Return each line containing the string "disse".

--- Data shown ---
-*-

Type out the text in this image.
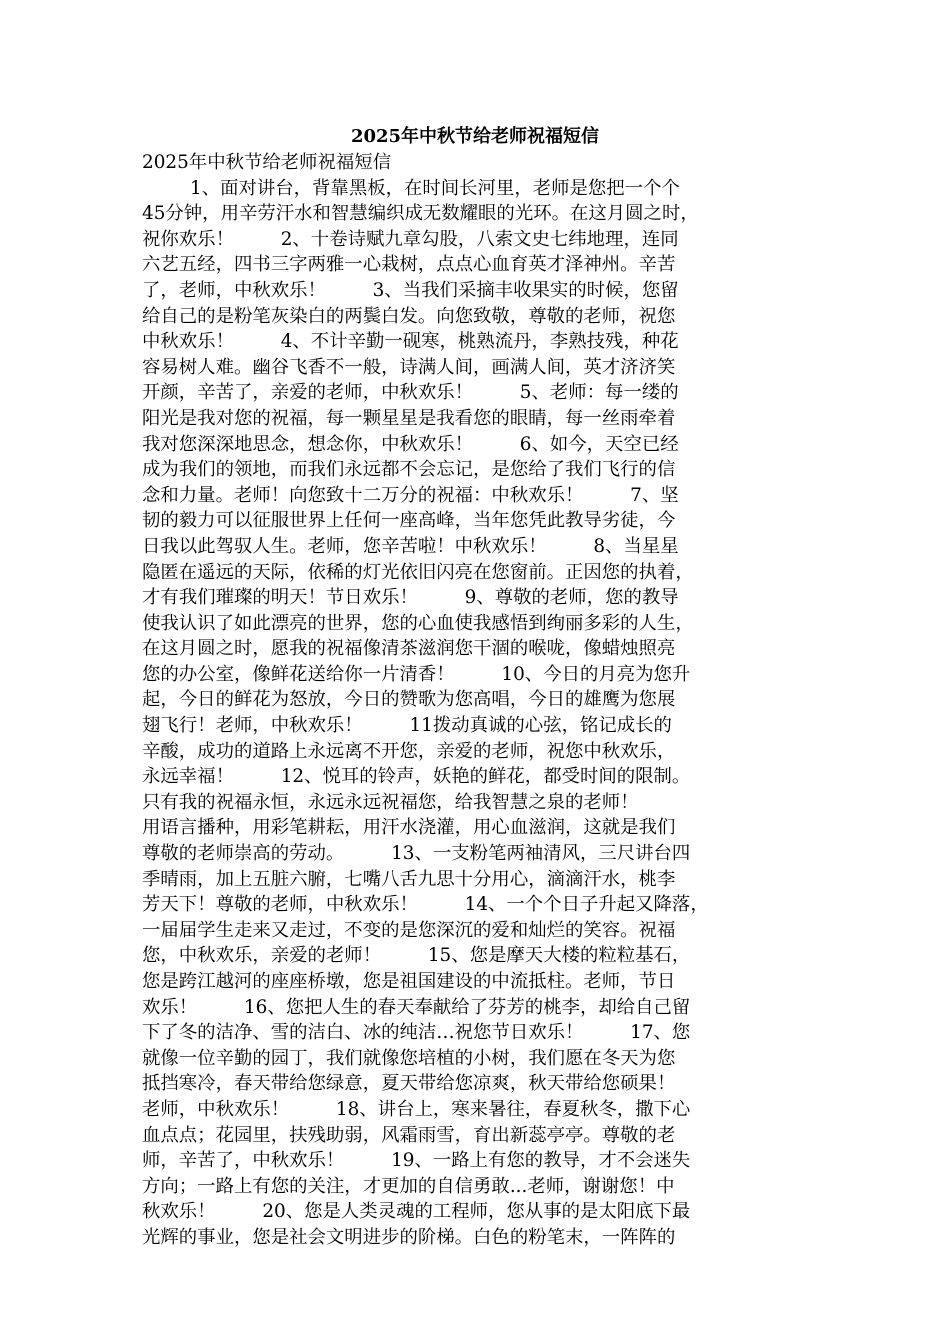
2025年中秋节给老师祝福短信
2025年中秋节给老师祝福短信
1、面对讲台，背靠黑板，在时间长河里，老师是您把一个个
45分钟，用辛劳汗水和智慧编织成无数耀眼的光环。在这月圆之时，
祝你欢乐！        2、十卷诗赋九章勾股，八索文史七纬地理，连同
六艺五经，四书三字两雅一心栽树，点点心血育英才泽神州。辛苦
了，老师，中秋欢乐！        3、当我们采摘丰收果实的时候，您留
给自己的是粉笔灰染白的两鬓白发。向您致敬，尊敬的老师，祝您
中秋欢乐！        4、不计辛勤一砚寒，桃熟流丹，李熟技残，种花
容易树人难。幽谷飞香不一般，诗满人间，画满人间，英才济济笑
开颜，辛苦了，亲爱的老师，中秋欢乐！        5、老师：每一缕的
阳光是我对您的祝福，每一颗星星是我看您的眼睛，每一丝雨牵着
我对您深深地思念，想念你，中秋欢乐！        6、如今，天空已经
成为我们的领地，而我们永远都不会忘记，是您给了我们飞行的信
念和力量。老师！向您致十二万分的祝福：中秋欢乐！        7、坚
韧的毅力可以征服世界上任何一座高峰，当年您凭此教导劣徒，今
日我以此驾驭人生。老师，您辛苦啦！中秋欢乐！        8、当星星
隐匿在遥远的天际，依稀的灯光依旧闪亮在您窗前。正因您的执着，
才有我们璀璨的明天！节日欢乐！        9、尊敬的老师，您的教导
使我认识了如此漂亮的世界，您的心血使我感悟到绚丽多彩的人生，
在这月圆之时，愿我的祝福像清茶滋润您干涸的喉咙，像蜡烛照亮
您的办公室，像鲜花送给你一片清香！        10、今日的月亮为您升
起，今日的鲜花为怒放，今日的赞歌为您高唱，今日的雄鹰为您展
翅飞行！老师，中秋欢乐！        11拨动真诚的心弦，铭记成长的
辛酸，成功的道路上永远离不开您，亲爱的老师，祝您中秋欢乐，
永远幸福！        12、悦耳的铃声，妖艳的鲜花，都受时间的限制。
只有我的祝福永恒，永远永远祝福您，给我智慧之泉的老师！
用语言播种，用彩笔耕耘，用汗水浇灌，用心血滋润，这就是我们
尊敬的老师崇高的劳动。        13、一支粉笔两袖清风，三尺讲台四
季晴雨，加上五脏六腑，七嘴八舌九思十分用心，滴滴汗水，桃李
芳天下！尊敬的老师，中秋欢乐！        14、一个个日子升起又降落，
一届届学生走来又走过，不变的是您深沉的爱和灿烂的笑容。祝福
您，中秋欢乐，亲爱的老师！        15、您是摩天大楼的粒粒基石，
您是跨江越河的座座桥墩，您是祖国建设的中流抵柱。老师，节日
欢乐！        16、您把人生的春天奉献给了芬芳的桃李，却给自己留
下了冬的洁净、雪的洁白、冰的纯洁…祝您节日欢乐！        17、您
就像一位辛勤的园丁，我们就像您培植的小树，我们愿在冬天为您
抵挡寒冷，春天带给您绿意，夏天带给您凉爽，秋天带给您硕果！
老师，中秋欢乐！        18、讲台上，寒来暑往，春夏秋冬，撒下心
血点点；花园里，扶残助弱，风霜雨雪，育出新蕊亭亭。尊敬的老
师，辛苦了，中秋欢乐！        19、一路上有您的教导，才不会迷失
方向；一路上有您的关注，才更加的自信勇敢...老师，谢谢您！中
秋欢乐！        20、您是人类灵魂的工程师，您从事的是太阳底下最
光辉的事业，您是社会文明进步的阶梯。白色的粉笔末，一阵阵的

-*-

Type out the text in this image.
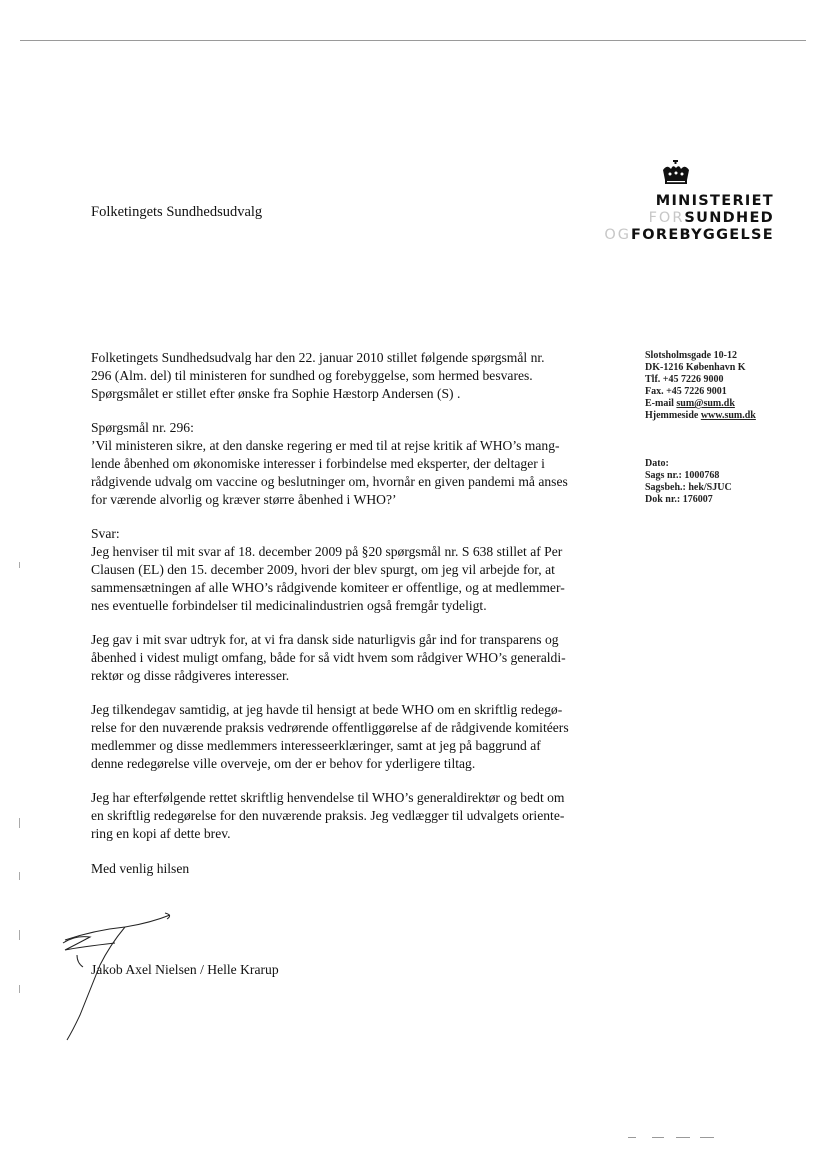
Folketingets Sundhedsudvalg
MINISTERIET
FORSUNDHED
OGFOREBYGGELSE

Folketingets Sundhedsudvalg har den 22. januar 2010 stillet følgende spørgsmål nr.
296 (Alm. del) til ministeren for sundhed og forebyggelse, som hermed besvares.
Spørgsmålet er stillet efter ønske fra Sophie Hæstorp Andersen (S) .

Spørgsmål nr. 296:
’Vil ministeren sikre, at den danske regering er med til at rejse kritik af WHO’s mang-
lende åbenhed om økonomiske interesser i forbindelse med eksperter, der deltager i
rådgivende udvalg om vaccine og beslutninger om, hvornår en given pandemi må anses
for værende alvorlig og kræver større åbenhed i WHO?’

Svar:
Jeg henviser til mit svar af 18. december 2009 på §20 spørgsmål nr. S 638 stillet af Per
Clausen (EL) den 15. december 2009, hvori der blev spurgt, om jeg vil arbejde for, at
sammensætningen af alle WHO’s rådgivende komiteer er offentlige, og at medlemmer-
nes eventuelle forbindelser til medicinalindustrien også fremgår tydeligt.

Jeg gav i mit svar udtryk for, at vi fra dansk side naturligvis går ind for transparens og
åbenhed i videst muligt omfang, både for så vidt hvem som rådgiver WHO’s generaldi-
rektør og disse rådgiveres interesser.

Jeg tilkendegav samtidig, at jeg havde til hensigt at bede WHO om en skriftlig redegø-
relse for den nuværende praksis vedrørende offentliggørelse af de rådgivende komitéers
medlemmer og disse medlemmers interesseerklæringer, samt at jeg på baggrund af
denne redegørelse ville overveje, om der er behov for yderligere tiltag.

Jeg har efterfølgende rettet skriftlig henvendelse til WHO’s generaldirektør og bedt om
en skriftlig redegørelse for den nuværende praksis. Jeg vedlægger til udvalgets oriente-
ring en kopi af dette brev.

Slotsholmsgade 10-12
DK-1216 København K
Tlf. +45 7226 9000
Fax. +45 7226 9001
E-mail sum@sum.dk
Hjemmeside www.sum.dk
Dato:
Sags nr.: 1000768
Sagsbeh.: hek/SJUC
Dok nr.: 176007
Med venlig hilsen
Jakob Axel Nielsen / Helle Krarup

-*-

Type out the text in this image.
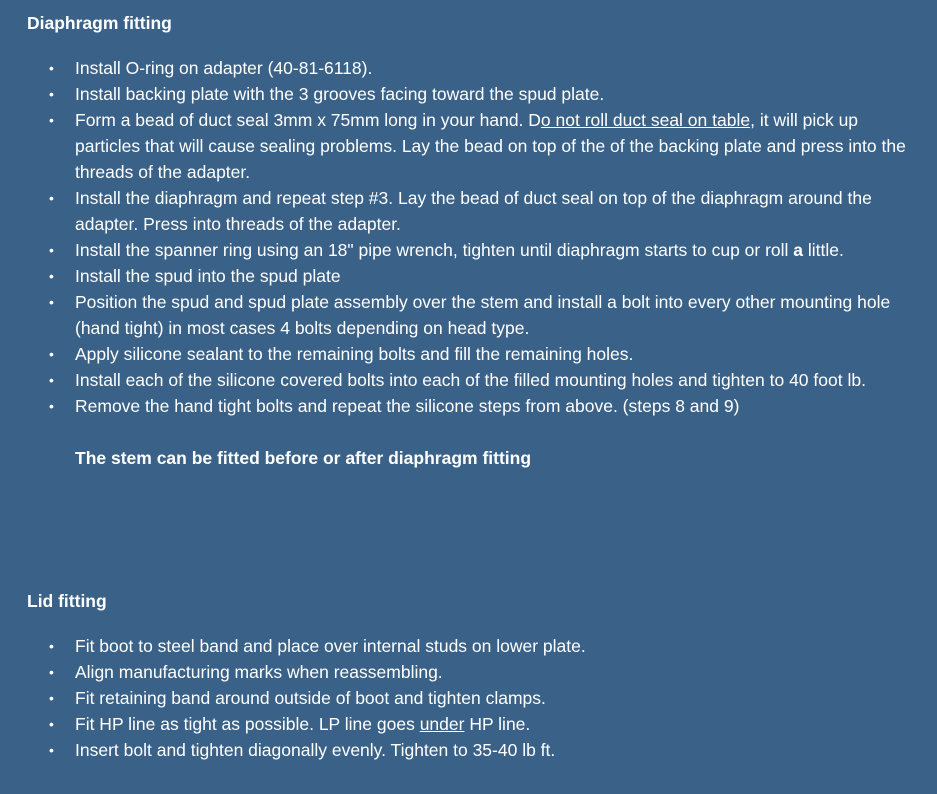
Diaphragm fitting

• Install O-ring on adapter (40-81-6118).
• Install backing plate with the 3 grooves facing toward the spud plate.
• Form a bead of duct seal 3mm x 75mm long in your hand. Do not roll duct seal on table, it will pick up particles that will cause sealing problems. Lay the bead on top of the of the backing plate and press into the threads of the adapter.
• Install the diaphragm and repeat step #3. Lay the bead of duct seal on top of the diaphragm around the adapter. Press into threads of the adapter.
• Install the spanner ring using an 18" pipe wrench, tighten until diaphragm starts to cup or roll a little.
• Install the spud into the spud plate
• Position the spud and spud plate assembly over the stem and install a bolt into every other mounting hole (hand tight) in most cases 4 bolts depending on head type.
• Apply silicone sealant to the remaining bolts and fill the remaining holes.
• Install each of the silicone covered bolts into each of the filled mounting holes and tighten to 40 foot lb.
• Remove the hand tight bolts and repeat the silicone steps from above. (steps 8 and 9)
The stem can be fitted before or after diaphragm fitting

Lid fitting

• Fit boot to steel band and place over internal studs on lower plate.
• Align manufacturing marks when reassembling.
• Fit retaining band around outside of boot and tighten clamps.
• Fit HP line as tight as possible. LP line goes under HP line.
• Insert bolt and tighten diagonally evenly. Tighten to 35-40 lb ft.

-*-

--- Exercise output ---
rektør og disse rådgiveres interesser.
medlemmer og disse medlemmers interesseerklæringer, samt at jeg på baggrund af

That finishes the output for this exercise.